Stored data
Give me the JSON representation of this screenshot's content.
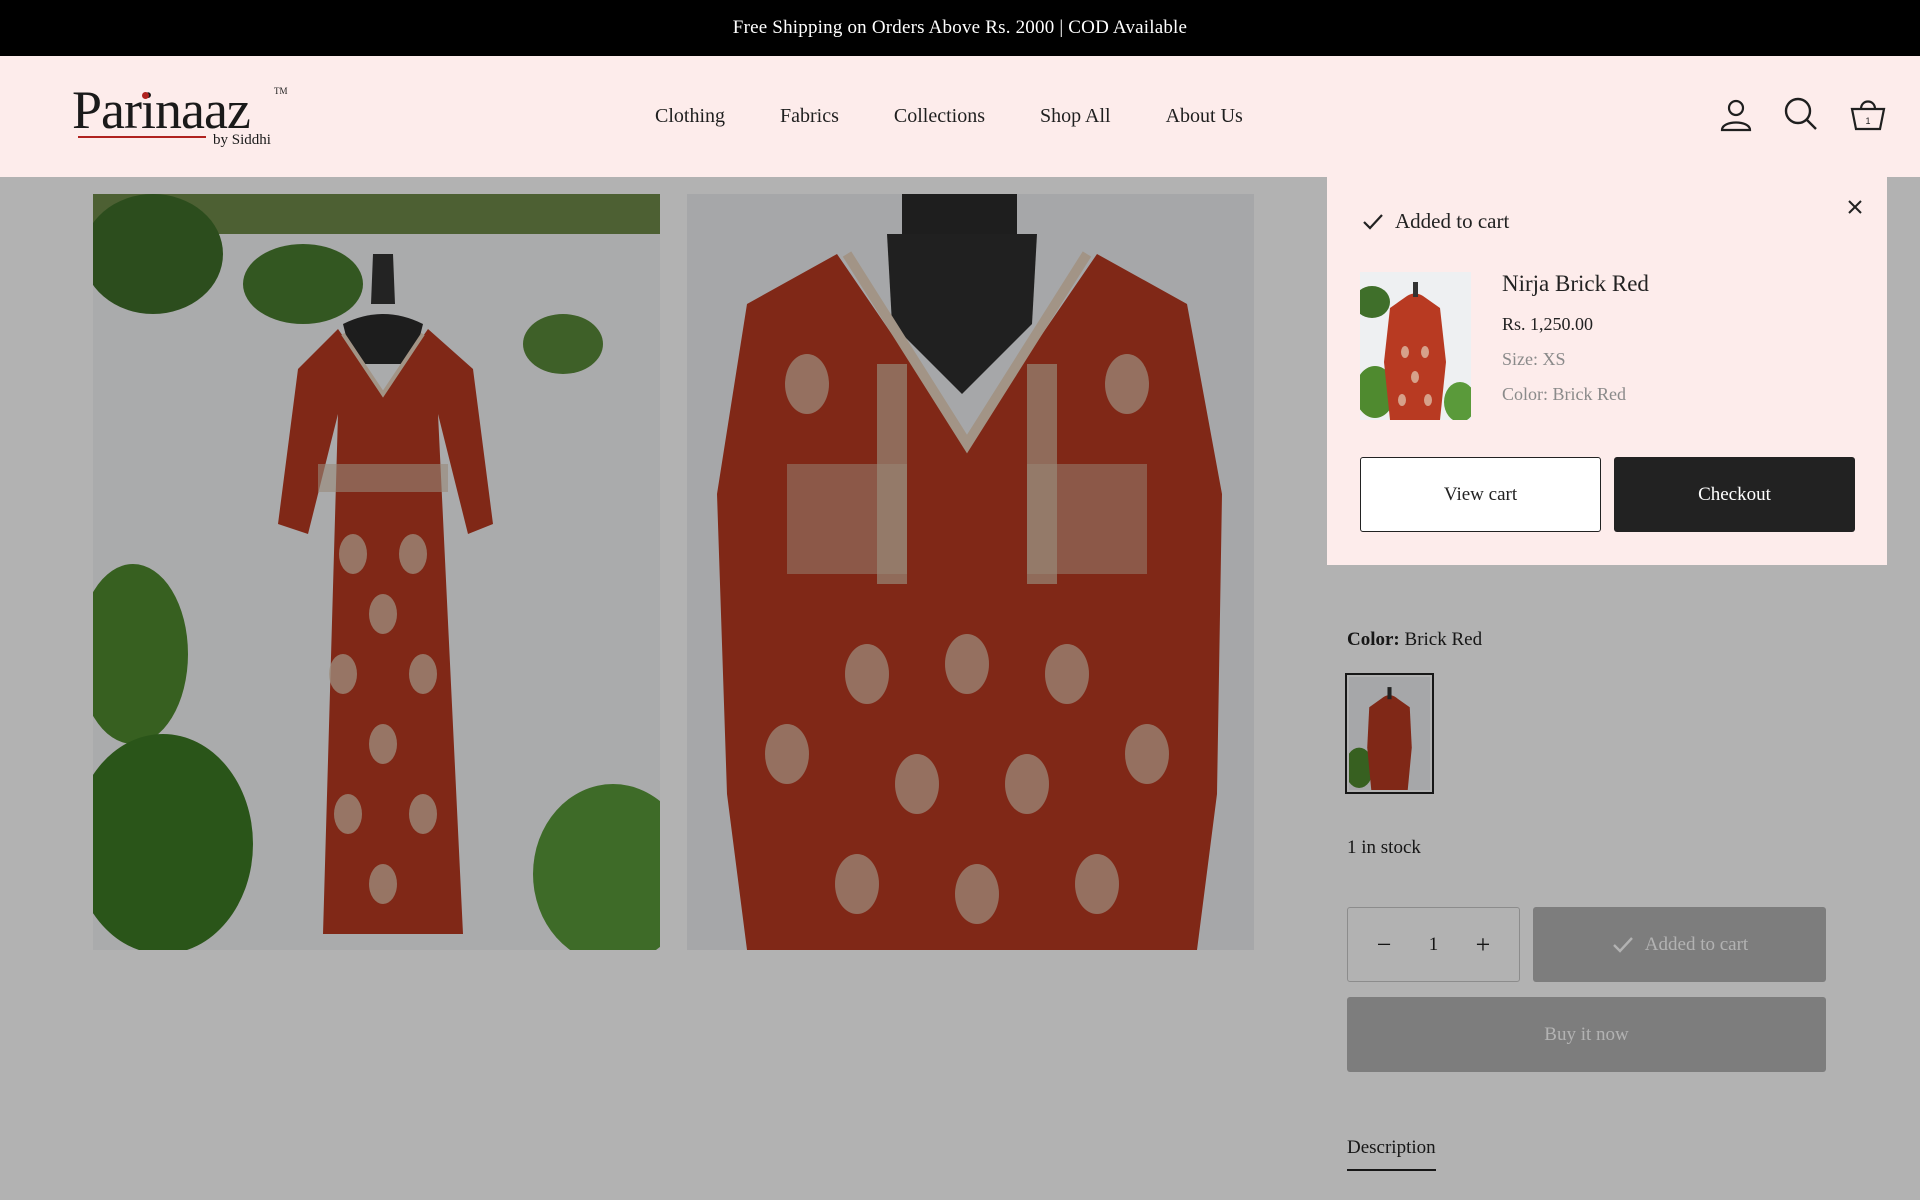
{
  "announcement": "Free Shipping on Orders Above Rs. 2000 | COD Available",
  "brand": {
    "name": "Parinaaz",
    "trademark": "TM",
    "tagline": "by Siddhi"
  },
  "nav": [
    "Clothing",
    "Fabrics",
    "Collections",
    "Shop All",
    "About Us"
  ],
  "header_icons": [
    "account-icon",
    "search-icon",
    "cart-icon"
  ],
  "cart_count": "1",
  "product": {
    "color_label": "Color:",
    "color_value": "Brick Red",
    "stock": "1 in stock",
    "quantity": "1",
    "added_button": "Added to cart",
    "buy_now": "Buy it now",
    "description_tab": "Description",
    "partial_text": "XS"
  },
  "cart_popup": {
    "heading": "Added to cart",
    "item_name": "Nirja Brick Red",
    "price": "Rs. 1,250.00",
    "size": "Size: XS",
    "color": "Color: Brick Red",
    "view_cart": "View cart",
    "checkout": "Checkout"
  },
  "colors": {
    "announcement_bg": "#000000",
    "header_bg": "#fdeceb",
    "popup_bg": "#fdeceb",
    "brand_red": "#b0221f",
    "dress_red": "#b83a22",
    "dark_button": "#222222"
  }
}
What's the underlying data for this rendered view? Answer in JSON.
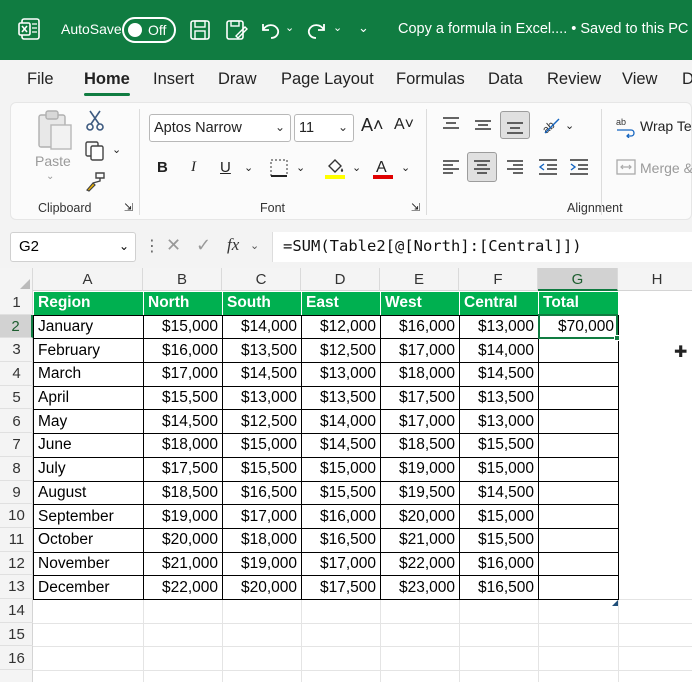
{
  "titlebar": {
    "autosave_label": "AutoSave",
    "toggle_label": "Off",
    "document_title": "Copy a formula in Excel.... • Saved to this PC",
    "accent_color": "#107c41"
  },
  "tabs": [
    "File",
    "Home",
    "Insert",
    "Draw",
    "Page Layout",
    "Formulas",
    "Data",
    "Review",
    "View",
    "D"
  ],
  "ribbon": {
    "paste_label": "Paste",
    "clipboard_label": "Clipboard",
    "font_label": "Font",
    "alignment_label": "Alignment",
    "font_name": "Aptos Narrow",
    "font_size": "11",
    "increase_font": "A˄",
    "decrease_font": "A˅",
    "bold": "B",
    "italic": "I",
    "underline": "U",
    "wrap_text": "Wrap Te",
    "merge": "Merge &"
  },
  "formula_bar": {
    "name_box": "G2",
    "fx": "fx",
    "formula": "=SUM(Table2[@[North]:[Central]])"
  },
  "grid": {
    "columns": [
      "A",
      "B",
      "C",
      "D",
      "E",
      "F",
      "G",
      "H"
    ],
    "rows": [
      "1",
      "2",
      "3",
      "4",
      "5",
      "6",
      "7",
      "8",
      "9",
      "10",
      "11",
      "12",
      "13",
      "14",
      "15",
      "16"
    ],
    "selected_column": "G",
    "selected_row": "2",
    "table_header_color": "#00b050"
  },
  "table": {
    "headers": [
      "Region",
      "North",
      "South",
      "East",
      "West",
      "Central",
      "Total"
    ],
    "rows": [
      [
        "January",
        "$15,000",
        "$14,000",
        "$12,000",
        "$16,000",
        "$13,000",
        "$70,000"
      ],
      [
        "February",
        "$16,000",
        "$13,500",
        "$12,500",
        "$17,000",
        "$14,000",
        ""
      ],
      [
        "March",
        "$17,000",
        "$14,500",
        "$13,000",
        "$18,000",
        "$14,500",
        ""
      ],
      [
        "April",
        "$15,500",
        "$13,000",
        "$13,500",
        "$17,500",
        "$13,500",
        ""
      ],
      [
        "May",
        "$14,500",
        "$12,500",
        "$14,000",
        "$17,000",
        "$13,000",
        ""
      ],
      [
        "June",
        "$18,000",
        "$15,000",
        "$14,500",
        "$18,500",
        "$15,500",
        ""
      ],
      [
        "July",
        "$17,500",
        "$15,500",
        "$15,000",
        "$19,000",
        "$15,000",
        ""
      ],
      [
        "August",
        "$18,500",
        "$16,500",
        "$15,500",
        "$19,500",
        "$14,500",
        ""
      ],
      [
        "September",
        "$19,000",
        "$17,000",
        "$16,000",
        "$20,000",
        "$15,000",
        ""
      ],
      [
        "October",
        "$20,000",
        "$18,000",
        "$16,500",
        "$21,000",
        "$15,500",
        ""
      ],
      [
        "November",
        "$21,000",
        "$19,000",
        "$17,000",
        "$22,000",
        "$16,000",
        ""
      ],
      [
        "December",
        "$22,000",
        "$20,000",
        "$17,500",
        "$23,000",
        "$16,500",
        ""
      ]
    ]
  }
}
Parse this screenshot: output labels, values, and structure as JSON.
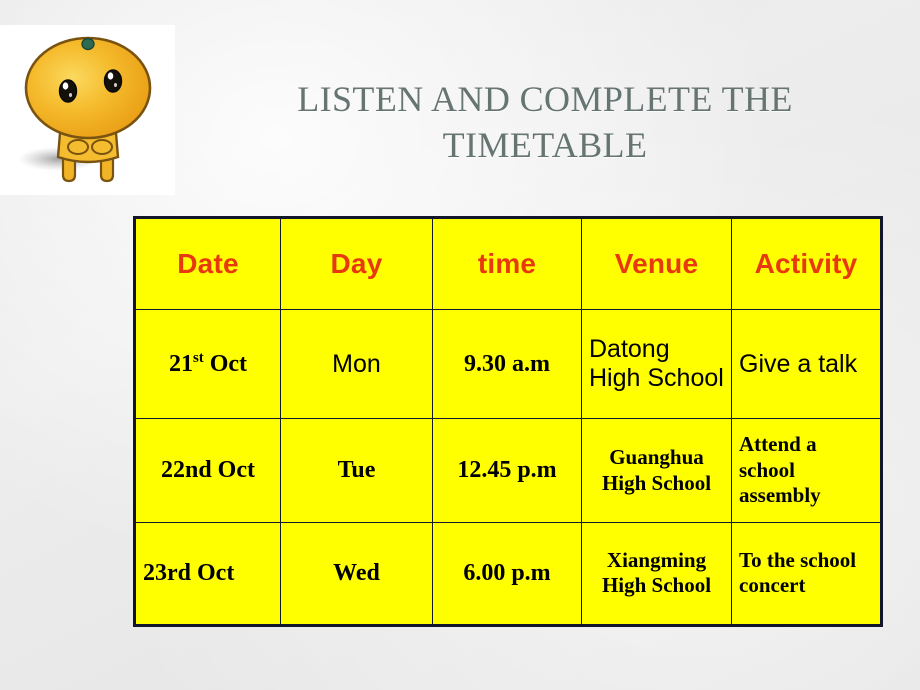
{
  "slide": {
    "title": "LISTEN AND COMPLETE THE TIMETABLE",
    "background_color": "#ebebeb",
    "title_color": "#667472"
  },
  "clipart": {
    "name": "cartoon-orange-character",
    "description": "Cartoon yellow-orange fruit character with two eyes and legs",
    "body_color": "#f0ab1e",
    "highlight_color": "#f7cf52",
    "outline_color": "#6b4a12",
    "stem_color": "#2f6b52",
    "box_color": "#ffffff"
  },
  "table": {
    "fill_color": "#ffff00",
    "border_color": "#14182c",
    "header_text_color": "#e8380d",
    "body_text_color": "#000000",
    "headers": [
      "Date",
      "Day",
      "time",
      "Venue",
      "Activity"
    ],
    "rows": [
      {
        "date_number": "21",
        "date_ordinal": "st",
        "date_month": " Oct",
        "day": "Mon",
        "time": "9.30 a.m",
        "venue": "Datong High School",
        "activity": "Give a talk"
      },
      {
        "date": "22nd Oct",
        "day": "Tue",
        "time": "12.45 p.m",
        "venue": "Guanghua High School",
        "activity": "Attend a school assembly"
      },
      {
        "date": "23rd Oct",
        "day": "Wed",
        "time": "6.00 p.m",
        "venue": "Xiangming High School",
        "activity": "To the school concert"
      }
    ]
  }
}
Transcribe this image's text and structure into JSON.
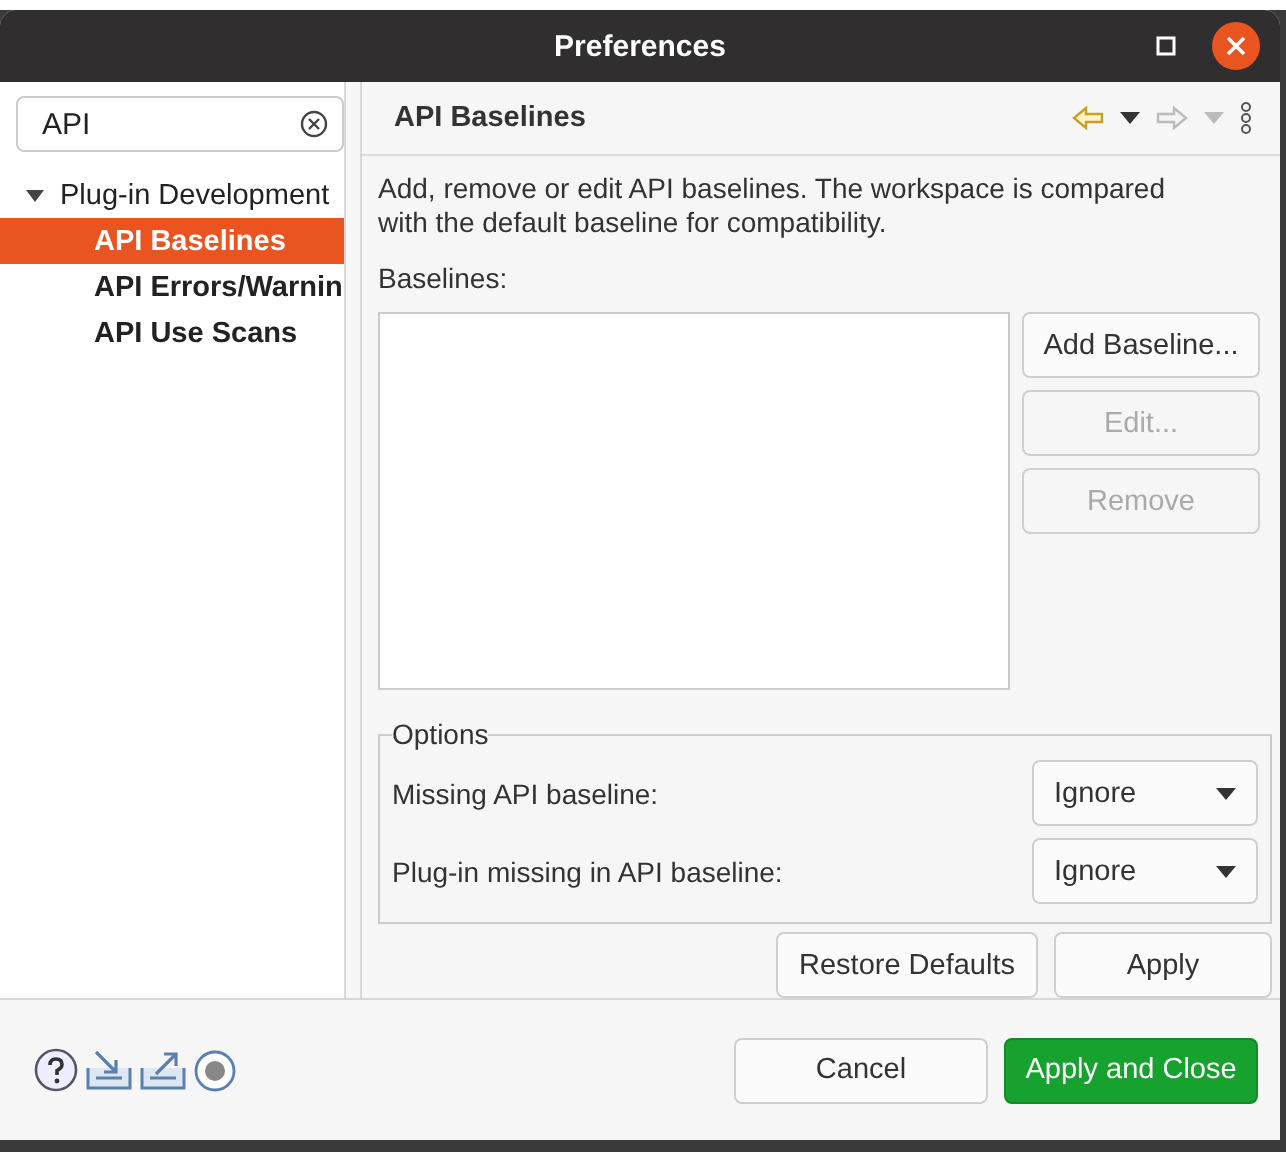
{
  "window": {
    "title": "Preferences"
  },
  "filter": {
    "value": "API"
  },
  "tree": [
    {
      "label": "Plug-in Development",
      "expanded": true,
      "selected": false,
      "children": [
        {
          "label": "API Baselines",
          "selected": true
        },
        {
          "label": "API Errors/Warnin",
          "selected": false
        },
        {
          "label": "API Use Scans",
          "selected": false
        }
      ]
    }
  ],
  "page": {
    "title": "API Baselines",
    "description": "Add, remove or edit API baselines. The workspace is compared with the default baseline for compatibility.",
    "list_label": "Baselines:",
    "list_buttons": [
      {
        "label": "Add Baseline...",
        "disabled": false
      },
      {
        "label": "Edit...",
        "disabled": true
      },
      {
        "label": "Remove",
        "disabled": true
      }
    ],
    "options": {
      "title": "Options",
      "rows": [
        {
          "label": "Missing API baseline:",
          "value": "Ignore"
        },
        {
          "label": "Plug-in missing in API baseline:",
          "value": "Ignore"
        }
      ]
    },
    "buttons": [
      "Restore Defaults",
      "Apply"
    ]
  },
  "footer": {
    "buttons": [
      {
        "label": "Cancel",
        "kind": "normal"
      },
      {
        "label": "Apply and Close",
        "kind": "primary"
      }
    ]
  }
}
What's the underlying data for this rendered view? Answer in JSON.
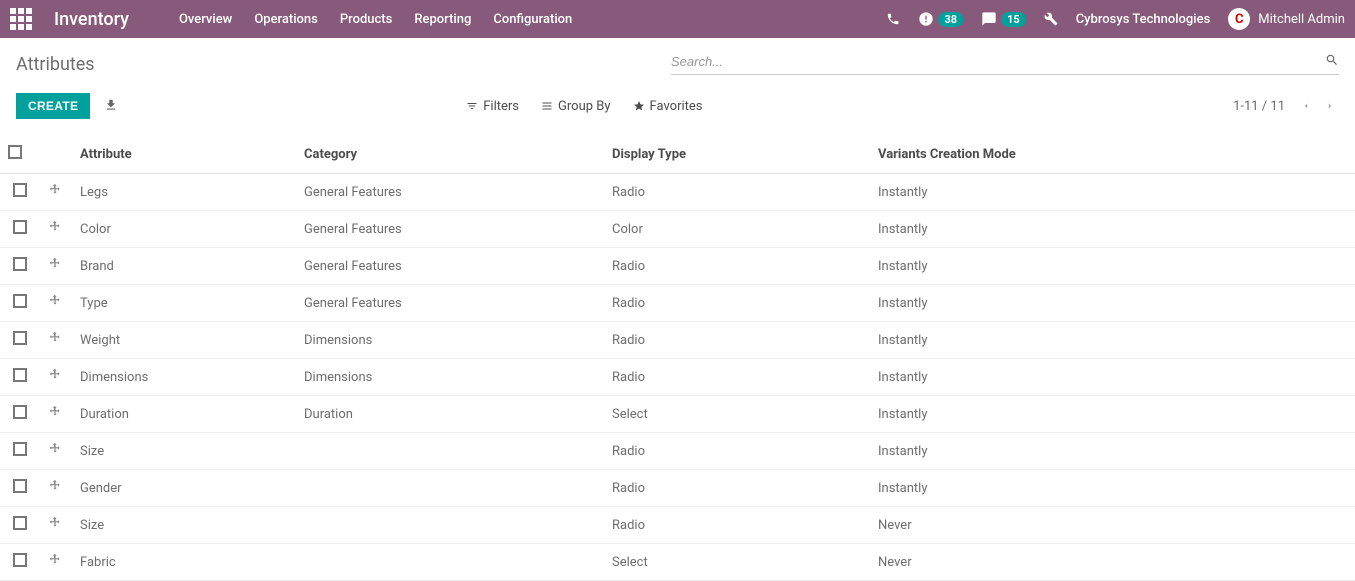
{
  "topbar": {
    "app_title": "Inventory",
    "nav": [
      "Overview",
      "Operations",
      "Products",
      "Reporting",
      "Configuration"
    ],
    "clock_badge": "38",
    "chat_badge": "15",
    "company": "Cybrosys Technologies",
    "user_name": "Mitchell Admin",
    "avatar_letter": "C"
  },
  "page": {
    "title": "Attributes",
    "search_placeholder": "Search...",
    "create_label": "CREATE",
    "filters_label": "Filters",
    "groupby_label": "Group By",
    "favorites_label": "Favorites",
    "pager_text": "1-11 / 11"
  },
  "columns": {
    "attribute": "Attribute",
    "category": "Category",
    "display_type": "Display Type",
    "variants_mode": "Variants Creation Mode"
  },
  "rows": [
    {
      "attribute": "Legs",
      "category": "General Features",
      "display_type": "Radio",
      "variants_mode": "Instantly"
    },
    {
      "attribute": "Color",
      "category": "General Features",
      "display_type": "Color",
      "variants_mode": "Instantly"
    },
    {
      "attribute": "Brand",
      "category": "General Features",
      "display_type": "Radio",
      "variants_mode": "Instantly"
    },
    {
      "attribute": "Type",
      "category": "General Features",
      "display_type": "Radio",
      "variants_mode": "Instantly"
    },
    {
      "attribute": "Weight",
      "category": "Dimensions",
      "display_type": "Radio",
      "variants_mode": "Instantly"
    },
    {
      "attribute": "Dimensions",
      "category": "Dimensions",
      "display_type": "Radio",
      "variants_mode": "Instantly"
    },
    {
      "attribute": "Duration",
      "category": "Duration",
      "display_type": "Select",
      "variants_mode": "Instantly"
    },
    {
      "attribute": "Size",
      "category": "",
      "display_type": "Radio",
      "variants_mode": "Instantly"
    },
    {
      "attribute": "Gender",
      "category": "",
      "display_type": "Radio",
      "variants_mode": "Instantly"
    },
    {
      "attribute": "Size",
      "category": "",
      "display_type": "Radio",
      "variants_mode": "Never"
    },
    {
      "attribute": "Fabric",
      "category": "",
      "display_type": "Select",
      "variants_mode": "Never"
    }
  ]
}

The problem => Show the lines of the records that contain the word "false".

Solution for this exercise =>
      "selected": false,
          "selected": false
          "selected": false
        "disabled": false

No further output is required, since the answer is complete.